┌─ Data shown

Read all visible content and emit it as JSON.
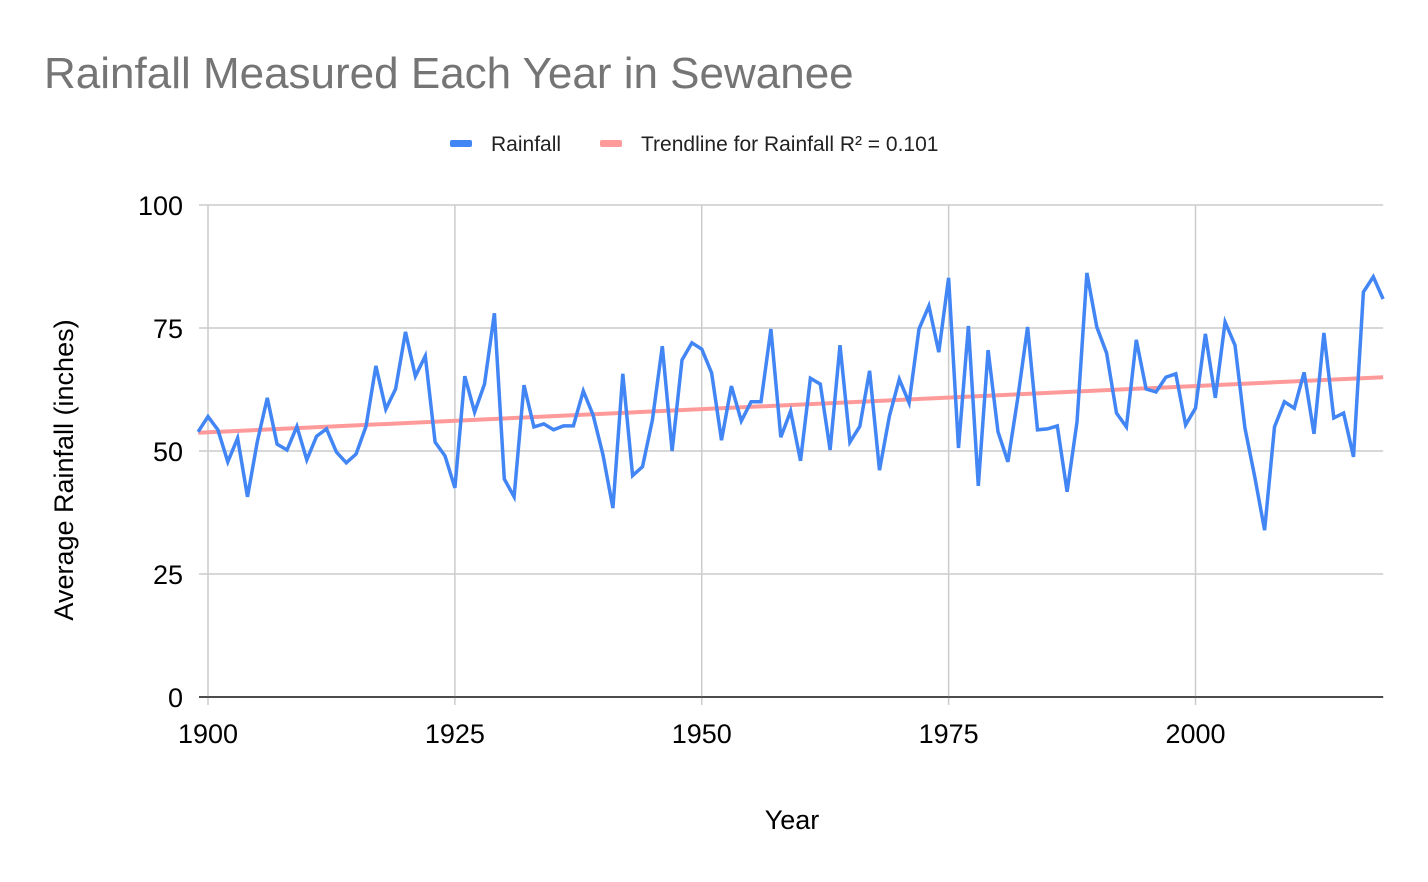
{
  "chart_data": {
    "type": "line",
    "title": "Rainfall Measured Each Year in Sewanee",
    "xlabel": "Year",
    "ylabel": "Average Rainfall (inches)",
    "xlim": [
      1899,
      2019
    ],
    "ylim": [
      0,
      100
    ],
    "grid": true,
    "legend_position": "top",
    "x_ticks": [
      1900,
      1925,
      1950,
      1975,
      2000
    ],
    "x_tick_labels": [
      "1900",
      "1925",
      "1950",
      "1975",
      "2000"
    ],
    "y_ticks": [
      0,
      25,
      50,
      75,
      100
    ],
    "y_tick_labels": [
      "0",
      "25",
      "50",
      "75",
      "100"
    ],
    "x": [
      1899,
      1900,
      1901,
      1902,
      1903,
      1904,
      1905,
      1906,
      1907,
      1908,
      1909,
      1910,
      1911,
      1912,
      1913,
      1914,
      1915,
      1916,
      1917,
      1918,
      1919,
      1920,
      1921,
      1922,
      1923,
      1924,
      1925,
      1926,
      1927,
      1928,
      1929,
      1930,
      1931,
      1932,
      1933,
      1934,
      1935,
      1936,
      1937,
      1938,
      1939,
      1940,
      1941,
      1942,
      1943,
      1944,
      1945,
      1946,
      1947,
      1948,
      1949,
      1950,
      1951,
      1952,
      1953,
      1954,
      1955,
      1956,
      1957,
      1958,
      1959,
      1960,
      1961,
      1962,
      1963,
      1964,
      1965,
      1966,
      1967,
      1968,
      1969,
      1970,
      1971,
      1972,
      1973,
      1974,
      1975,
      1976,
      1977,
      1978,
      1979,
      1980,
      1981,
      1982,
      1983,
      1984,
      1985,
      1986,
      1987,
      1988,
      1989,
      1990,
      1991,
      1992,
      1993,
      1994,
      1995,
      1996,
      1997,
      1998,
      1999,
      2000,
      2001,
      2002,
      2003,
      2004,
      2005,
      2006,
      2007,
      2008,
      2009,
      2010,
      2011,
      2012,
      2013,
      2014,
      2015,
      2016,
      2017,
      2018,
      2019
    ],
    "series": [
      {
        "name": "Rainfall",
        "color": "#4285f4",
        "values": [
          53.9,
          57,
          54.3,
          47.8,
          52.6,
          40.7,
          52,
          60.8,
          51.4,
          50.2,
          55,
          48.2,
          53,
          54.5,
          49.8,
          47.6,
          49.4,
          55,
          67.3,
          58.5,
          62.6,
          74.2,
          65.2,
          69.3,
          51.8,
          49,
          42.5,
          65.2,
          57.9,
          63.6,
          78,
          44.3,
          40.7,
          63.4,
          54.9,
          55.5,
          54.3,
          55.1,
          55.1,
          62.2,
          57.3,
          49.2,
          38.4,
          65.7,
          45,
          46.8,
          56.3,
          71.3,
          50,
          68.5,
          72,
          70.7,
          65.9,
          52.2,
          63.2,
          56.1,
          60,
          60,
          74.8,
          52.8,
          58.1,
          48,
          64.8,
          63.6,
          50.2,
          71.5,
          51.8,
          55,
          66.3,
          46.1,
          57.1,
          64.6,
          59.8,
          74.8,
          79.5,
          70.1,
          85.2,
          50.6,
          75.4,
          42.9,
          70.5,
          53.9,
          47.8,
          60.8,
          75.2,
          54.3,
          54.5,
          55.1,
          41.7,
          55.9,
          86.2,
          75.2,
          69.9,
          57.7,
          54.9,
          72.6,
          62.6,
          62,
          65,
          65.7,
          55.3,
          58.7,
          73.8,
          60.8,
          76.2,
          71.5,
          54.7,
          44.7,
          33.9,
          54.9,
          60,
          58.7,
          66,
          53.5,
          74,
          56.7,
          57.7,
          48.8,
          82.3,
          85.4,
          80.9
        ]
      },
      {
        "name": "Trendline for Rainfall R² = 0.101",
        "color": "#ff9a9a",
        "type": "trendline",
        "start": [
          1899,
          53.7
        ],
        "end": [
          2019,
          65.0
        ]
      }
    ]
  }
}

└─

> What needs to be done:
Transcribe every entry above exactly. Omit all pictures.

> Written solution:
Read all visible content and emit it as JSON.
{
  "chart_data": {
    "type": "line",
    "title": "Rainfall Measured Each Year in Sewanee",
    "xlabel": "Year",
    "ylabel": "Average Rainfall (inches)",
    "xlim": [
      1899,
      2019
    ],
    "ylim": [
      0,
      100
    ],
    "grid": true,
    "legend_position": "top",
    "x_ticks": [
      1900,
      1925,
      1950,
      1975,
      2000
    ],
    "x_tick_labels": [
      "1900",
      "1925",
      "1950",
      "1975",
      "2000"
    ],
    "y_ticks": [
      0,
      25,
      50,
      75,
      100
    ],
    "y_tick_labels": [
      "0",
      "25",
      "50",
      "75",
      "100"
    ],
    "x": [
      1899,
      1900,
      1901,
      1902,
      1903,
      1904,
      1905,
      1906,
      1907,
      1908,
      1909,
      1910,
      1911,
      1912,
      1913,
      1914,
      1915,
      1916,
      1917,
      1918,
      1919,
      1920,
      1921,
      1922,
      1923,
      1924,
      1925,
      1926,
      1927,
      1928,
      1929,
      1930,
      1931,
      1932,
      1933,
      1934,
      1935,
      1936,
      1937,
      1938,
      1939,
      1940,
      1941,
      1942,
      1943,
      1944,
      1945,
      1946,
      1947,
      1948,
      1949,
      1950,
      1951,
      1952,
      1953,
      1954,
      1955,
      1956,
      1957,
      1958,
      1959,
      1960,
      1961,
      1962,
      1963,
      1964,
      1965,
      1966,
      1967,
      1968,
      1969,
      1970,
      1971,
      1972,
      1973,
      1974,
      1975,
      1976,
      1977,
      1978,
      1979,
      1980,
      1981,
      1982,
      1983,
      1984,
      1985,
      1986,
      1987,
      1988,
      1989,
      1990,
      1991,
      1992,
      1993,
      1994,
      1995,
      1996,
      1997,
      1998,
      1999,
      2000,
      2001,
      2002,
      2003,
      2004,
      2005,
      2006,
      2007,
      2008,
      2009,
      2010,
      2011,
      2012,
      2013,
      2014,
      2015,
      2016,
      2017,
      2018,
      2019
    ],
    "series": [
      {
        "name": "Rainfall",
        "color": "#4285f4",
        "values": [
          53.9,
          57,
          54.3,
          47.8,
          52.6,
          40.7,
          52,
          60.8,
          51.4,
          50.2,
          55,
          48.2,
          53,
          54.5,
          49.8,
          47.6,
          49.4,
          55,
          67.3,
          58.5,
          62.6,
          74.2,
          65.2,
          69.3,
          51.8,
          49,
          42.5,
          65.2,
          57.9,
          63.6,
          78,
          44.3,
          40.7,
          63.4,
          54.9,
          55.5,
          54.3,
          55.1,
          55.1,
          62.2,
          57.3,
          49.2,
          38.4,
          65.7,
          45,
          46.8,
          56.3,
          71.3,
          50,
          68.5,
          72,
          70.7,
          65.9,
          52.2,
          63.2,
          56.1,
          60,
          60,
          74.8,
          52.8,
          58.1,
          48,
          64.8,
          63.6,
          50.2,
          71.5,
          51.8,
          55,
          66.3,
          46.1,
          57.1,
          64.6,
          59.8,
          74.8,
          79.5,
          70.1,
          85.2,
          50.6,
          75.4,
          42.9,
          70.5,
          53.9,
          47.8,
          60.8,
          75.2,
          54.3,
          54.5,
          55.1,
          41.7,
          55.9,
          86.2,
          75.2,
          69.9,
          57.7,
          54.9,
          72.6,
          62.6,
          62,
          65,
          65.7,
          55.3,
          58.7,
          73.8,
          60.8,
          76.2,
          71.5,
          54.7,
          44.7,
          33.9,
          54.9,
          60,
          58.7,
          66,
          53.5,
          74,
          56.7,
          57.7,
          48.8,
          82.3,
          85.4,
          80.9
        ]
      },
      {
        "name": "Trendline for Rainfall R² = 0.101",
        "color": "#ff9a9a",
        "type": "trendline",
        "start": [
          1899,
          53.7
        ],
        "end": [
          2019,
          65.0
        ]
      }
    ]
  }
}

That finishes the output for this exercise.